WHAT TO WORK ON => Are you able to quote each entry exactly as written?

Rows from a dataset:
+ + + + + + +
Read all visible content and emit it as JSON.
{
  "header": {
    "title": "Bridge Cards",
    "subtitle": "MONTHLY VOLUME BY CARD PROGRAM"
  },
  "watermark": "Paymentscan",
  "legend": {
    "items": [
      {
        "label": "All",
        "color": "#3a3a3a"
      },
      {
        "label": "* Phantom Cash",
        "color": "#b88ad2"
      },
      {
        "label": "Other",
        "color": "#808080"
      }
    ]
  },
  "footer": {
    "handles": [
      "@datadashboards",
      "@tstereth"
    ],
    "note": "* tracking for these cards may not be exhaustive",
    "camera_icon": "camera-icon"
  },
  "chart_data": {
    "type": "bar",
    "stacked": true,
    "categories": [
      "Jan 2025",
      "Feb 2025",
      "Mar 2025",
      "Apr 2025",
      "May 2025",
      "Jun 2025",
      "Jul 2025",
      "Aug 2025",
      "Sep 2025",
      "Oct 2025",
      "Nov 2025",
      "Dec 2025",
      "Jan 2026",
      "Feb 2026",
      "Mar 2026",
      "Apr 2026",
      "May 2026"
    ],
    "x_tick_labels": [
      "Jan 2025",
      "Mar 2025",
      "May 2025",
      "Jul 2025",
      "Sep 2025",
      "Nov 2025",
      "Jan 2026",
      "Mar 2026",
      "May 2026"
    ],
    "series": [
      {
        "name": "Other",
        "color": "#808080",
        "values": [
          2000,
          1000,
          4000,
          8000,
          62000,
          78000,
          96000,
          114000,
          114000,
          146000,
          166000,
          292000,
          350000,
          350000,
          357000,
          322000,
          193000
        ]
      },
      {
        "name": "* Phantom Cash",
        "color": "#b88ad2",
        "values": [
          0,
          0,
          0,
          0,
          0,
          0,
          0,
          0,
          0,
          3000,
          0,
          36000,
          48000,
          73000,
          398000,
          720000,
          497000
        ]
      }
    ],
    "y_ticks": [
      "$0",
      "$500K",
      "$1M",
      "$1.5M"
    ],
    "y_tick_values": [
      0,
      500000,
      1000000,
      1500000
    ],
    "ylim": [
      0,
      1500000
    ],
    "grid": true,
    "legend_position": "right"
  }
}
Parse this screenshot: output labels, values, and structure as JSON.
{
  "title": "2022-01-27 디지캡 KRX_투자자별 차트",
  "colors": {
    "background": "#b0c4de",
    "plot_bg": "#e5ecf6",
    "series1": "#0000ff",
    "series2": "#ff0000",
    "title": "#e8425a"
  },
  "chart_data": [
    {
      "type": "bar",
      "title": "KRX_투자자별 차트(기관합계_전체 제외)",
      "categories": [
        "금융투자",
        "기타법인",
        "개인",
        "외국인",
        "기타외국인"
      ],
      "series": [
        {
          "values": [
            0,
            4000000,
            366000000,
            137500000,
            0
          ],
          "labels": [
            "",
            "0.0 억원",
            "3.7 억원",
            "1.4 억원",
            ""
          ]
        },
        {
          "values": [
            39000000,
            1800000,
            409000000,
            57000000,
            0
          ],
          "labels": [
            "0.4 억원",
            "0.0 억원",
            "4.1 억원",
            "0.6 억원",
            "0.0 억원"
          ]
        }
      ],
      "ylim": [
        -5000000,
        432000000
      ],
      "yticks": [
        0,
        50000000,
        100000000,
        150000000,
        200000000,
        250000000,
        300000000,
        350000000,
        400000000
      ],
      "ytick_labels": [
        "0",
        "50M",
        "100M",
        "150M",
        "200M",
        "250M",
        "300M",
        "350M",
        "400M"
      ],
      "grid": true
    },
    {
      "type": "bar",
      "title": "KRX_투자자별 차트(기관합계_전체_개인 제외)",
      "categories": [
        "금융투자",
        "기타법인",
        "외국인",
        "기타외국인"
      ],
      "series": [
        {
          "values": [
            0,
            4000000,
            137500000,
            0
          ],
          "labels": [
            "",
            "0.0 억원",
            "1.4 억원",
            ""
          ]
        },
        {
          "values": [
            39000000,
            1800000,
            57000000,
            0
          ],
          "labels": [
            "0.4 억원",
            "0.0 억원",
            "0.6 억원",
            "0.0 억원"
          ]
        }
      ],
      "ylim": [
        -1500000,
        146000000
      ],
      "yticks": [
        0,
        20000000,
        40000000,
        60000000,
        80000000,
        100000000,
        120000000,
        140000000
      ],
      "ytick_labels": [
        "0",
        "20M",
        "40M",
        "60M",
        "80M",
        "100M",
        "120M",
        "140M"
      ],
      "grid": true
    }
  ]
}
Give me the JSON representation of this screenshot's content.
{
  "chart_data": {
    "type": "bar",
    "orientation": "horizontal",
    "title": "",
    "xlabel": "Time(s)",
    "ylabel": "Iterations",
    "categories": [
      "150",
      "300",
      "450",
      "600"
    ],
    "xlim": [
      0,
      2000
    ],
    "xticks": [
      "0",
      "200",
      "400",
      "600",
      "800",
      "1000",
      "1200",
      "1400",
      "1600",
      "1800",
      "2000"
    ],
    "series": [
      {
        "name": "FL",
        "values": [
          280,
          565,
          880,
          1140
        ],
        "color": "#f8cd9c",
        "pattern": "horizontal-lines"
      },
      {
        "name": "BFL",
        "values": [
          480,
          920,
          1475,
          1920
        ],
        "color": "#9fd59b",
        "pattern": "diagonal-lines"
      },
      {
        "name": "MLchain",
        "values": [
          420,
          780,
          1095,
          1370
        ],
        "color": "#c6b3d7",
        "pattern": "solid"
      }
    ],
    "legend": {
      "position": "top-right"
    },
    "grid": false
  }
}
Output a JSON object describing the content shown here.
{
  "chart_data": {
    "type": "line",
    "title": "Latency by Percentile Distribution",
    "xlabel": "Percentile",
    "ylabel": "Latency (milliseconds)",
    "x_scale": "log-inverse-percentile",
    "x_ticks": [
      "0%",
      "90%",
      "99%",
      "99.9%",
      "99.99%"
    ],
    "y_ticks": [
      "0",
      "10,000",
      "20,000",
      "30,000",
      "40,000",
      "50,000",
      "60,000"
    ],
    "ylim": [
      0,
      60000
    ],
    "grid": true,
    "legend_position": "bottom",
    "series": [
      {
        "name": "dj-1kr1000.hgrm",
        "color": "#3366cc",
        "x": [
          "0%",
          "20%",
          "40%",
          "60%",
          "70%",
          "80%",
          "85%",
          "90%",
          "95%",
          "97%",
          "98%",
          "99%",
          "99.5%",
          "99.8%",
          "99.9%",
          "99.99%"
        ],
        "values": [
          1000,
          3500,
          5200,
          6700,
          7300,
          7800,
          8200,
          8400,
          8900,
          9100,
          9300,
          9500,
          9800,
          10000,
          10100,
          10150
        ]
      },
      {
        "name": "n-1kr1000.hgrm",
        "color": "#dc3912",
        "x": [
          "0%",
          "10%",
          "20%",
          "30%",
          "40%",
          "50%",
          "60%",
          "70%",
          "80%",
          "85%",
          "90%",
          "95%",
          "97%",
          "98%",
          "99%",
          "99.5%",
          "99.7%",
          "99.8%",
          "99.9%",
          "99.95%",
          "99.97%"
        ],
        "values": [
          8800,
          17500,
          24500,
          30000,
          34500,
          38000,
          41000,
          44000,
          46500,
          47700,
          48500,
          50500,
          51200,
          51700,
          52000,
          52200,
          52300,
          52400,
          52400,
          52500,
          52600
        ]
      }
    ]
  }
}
+ + + + + + +
CORRECT ANSWER =>
Read all visible content and emit it as JSON.
{
  "header": {
    "title": "Bridge Cards",
    "subtitle": "MONTHLY VOLUME BY CARD PROGRAM"
  },
  "watermark": "Paymentscan",
  "legend": {
    "items": [
      {
        "label": "All",
        "color": "#3a3a3a"
      },
      {
        "label": "* Phantom Cash",
        "color": "#b88ad2"
      },
      {
        "label": "Other",
        "color": "#808080"
      }
    ]
  },
  "footer": {
    "handles": [
      "@datadashboards",
      "@tstereth"
    ],
    "note": "* tracking for these cards may not be exhaustive",
    "camera_icon": "camera-icon"
  },
  "chart_data": {
    "type": "bar",
    "stacked": true,
    "categories": [
      "Jan 2025",
      "Feb 2025",
      "Mar 2025",
      "Apr 2025",
      "May 2025",
      "Jun 2025",
      "Jul 2025",
      "Aug 2025",
      "Sep 2025",
      "Oct 2025",
      "Nov 2025",
      "Dec 2025",
      "Jan 2026",
      "Feb 2026",
      "Mar 2026",
      "Apr 2026",
      "May 2026"
    ],
    "x_tick_labels": [
      "Jan 2025",
      "Mar 2025",
      "May 2025",
      "Jul 2025",
      "Sep 2025",
      "Nov 2025",
      "Jan 2026",
      "Mar 2026",
      "May 2026"
    ],
    "series": [
      {
        "name": "Other",
        "color": "#808080",
        "values": [
          2000,
          1000,
          4000,
          8000,
          62000,
          78000,
          96000,
          114000,
          114000,
          146000,
          166000,
          292000,
          350000,
          350000,
          357000,
          322000,
          193000
        ]
      },
      {
        "name": "* Phantom Cash",
        "color": "#b88ad2",
        "values": [
          0,
          0,
          0,
          0,
          0,
          0,
          0,
          0,
          0,
          3000,
          0,
          36000,
          48000,
          73000,
          398000,
          720000,
          497000
        ]
      }
    ],
    "y_ticks": [
      "$0",
      "$500K",
      "$1M",
      "$1.5M"
    ],
    "y_tick_values": [
      0,
      500000,
      1000000,
      1500000
    ],
    "ylim": [
      0,
      1500000
    ],
    "grid": true,
    "legend_position": "right"
  }
}
Parse this screenshot: output labels, values, and structure as JSON.
{
  "title": "2022-01-27 디지캡 KRX_투자자별 차트",
  "colors": {
    "background": "#b0c4de",
    "plot_bg": "#e5ecf6",
    "series1": "#0000ff",
    "series2": "#ff0000",
    "title": "#e8425a"
  },
  "chart_data": [
    {
      "type": "bar",
      "title": "KRX_투자자별 차트(기관합계_전체 제외)",
      "categories": [
        "금융투자",
        "기타법인",
        "개인",
        "외국인",
        "기타외국인"
      ],
      "series": [
        {
          "values": [
            0,
            4000000,
            366000000,
            137500000,
            0
          ],
          "labels": [
            "",
            "0.0 억원",
            "3.7 억원",
            "1.4 억원",
            ""
          ]
        },
        {
          "values": [
            39000000,
            1800000,
            409000000,
            57000000,
            0
          ],
          "labels": [
            "0.4 억원",
            "0.0 억원",
            "4.1 억원",
            "0.6 억원",
            "0.0 억원"
          ]
        }
      ],
      "ylim": [
        -5000000,
        432000000
      ],
      "yticks": [
        0,
        50000000,
        100000000,
        150000000,
        200000000,
        250000000,
        300000000,
        350000000,
        400000000
      ],
      "ytick_labels": [
        "0",
        "50M",
        "100M",
        "150M",
        "200M",
        "250M",
        "300M",
        "350M",
        "400M"
      ],
      "grid": true
    },
    {
      "type": "bar",
      "title": "KRX_투자자별 차트(기관합계_전체_개인 제외)",
      "categories": [
        "금융투자",
        "기타법인",
        "외국인",
        "기타외국인"
      ],
      "series": [
        {
          "values": [
            0,
            4000000,
            137500000,
            0
          ],
          "labels": [
            "",
            "0.0 억원",
            "1.4 억원",
            ""
          ]
        },
        {
          "values": [
            39000000,
            1800000,
            57000000,
            0
          ],
          "labels": [
            "0.4 억원",
            "0.0 억원",
            "0.6 억원",
            "0.0 억원"
          ]
        }
      ],
      "ylim": [
        -1500000,
        146000000
      ],
      "yticks": [
        0,
        20000000,
        40000000,
        60000000,
        80000000,
        100000000,
        120000000,
        140000000
      ],
      "ytick_labels": [
        "0",
        "20M",
        "40M",
        "60M",
        "80M",
        "100M",
        "120M",
        "140M"
      ],
      "grid": true
    }
  ]
}
Give me the JSON representation of this screenshot's content.
{
  "chart_data": {
    "type": "bar",
    "orientation": "horizontal",
    "title": "",
    "xlabel": "Time(s)",
    "ylabel": "Iterations",
    "categories": [
      "150",
      "300",
      "450",
      "600"
    ],
    "xlim": [
      0,
      2000
    ],
    "xticks": [
      "0",
      "200",
      "400",
      "600",
      "800",
      "1000",
      "1200",
      "1400",
      "1600",
      "1800",
      "2000"
    ],
    "series": [
      {
        "name": "FL",
        "values": [
          280,
          565,
          880,
          1140
        ],
        "color": "#f8cd9c",
        "pattern": "horizontal-lines"
      },
      {
        "name": "BFL",
        "values": [
          480,
          920,
          1475,
          1920
        ],
        "color": "#9fd59b",
        "pattern": "diagonal-lines"
      },
      {
        "name": "MLchain",
        "values": [
          420,
          780,
          1095,
          1370
        ],
        "color": "#c6b3d7",
        "pattern": "solid"
      }
    ],
    "legend": {
      "position": "top-right"
    },
    "grid": false
  }
}
Output a JSON object describing the content shown here.
{
  "chart_data": {
    "type": "line",
    "title": "Latency by Percentile Distribution",
    "xlabel": "Percentile",
    "ylabel": "Latency (milliseconds)",
    "x_scale": "log-inverse-percentile",
    "x_ticks": [
      "0%",
      "90%",
      "99%",
      "99.9%",
      "99.99%"
    ],
    "y_ticks": [
      "0",
      "10,000",
      "20,000",
      "30,000",
      "40,000",
      "50,000",
      "60,000"
    ],
    "ylim": [
      0,
      60000
    ],
    "grid": true,
    "legend_position": "bottom",
    "series": [
      {
        "name": "dj-1kr1000.hgrm",
        "color": "#3366cc",
        "x": [
          "0%",
          "20%",
          "40%",
          "60%",
          "70%",
          "80%",
          "85%",
          "90%",
          "95%",
          "97%",
          "98%",
          "99%",
          "99.5%",
          "99.8%",
          "99.9%",
          "99.99%"
        ],
        "values": [
          1000,
          3500,
          5200,
          6700,
          7300,
          7800,
          8200,
          8400,
          8900,
          9100,
          9300,
          9500,
          9800,
          10000,
          10100,
          10150
        ]
      },
      {
        "name": "n-1kr1000.hgrm",
        "color": "#dc3912",
        "x": [
          "0%",
          "10%",
          "20%",
          "30%",
          "40%",
          "50%",
          "60%",
          "70%",
          "80%",
          "85%",
          "90%",
          "95%",
          "97%",
          "98%",
          "99%",
          "99.5%",
          "99.7%",
          "99.8%",
          "99.9%",
          "99.95%",
          "99.97%"
        ],
        "values": [
          8800,
          17500,
          24500,
          30000,
          34500,
          38000,
          41000,
          44000,
          46500,
          47700,
          48500,
          50500,
          51200,
          51700,
          52000,
          52200,
          52300,
          52400,
          52400,
          52500,
          52600
        ]
      }
    ]
  }
}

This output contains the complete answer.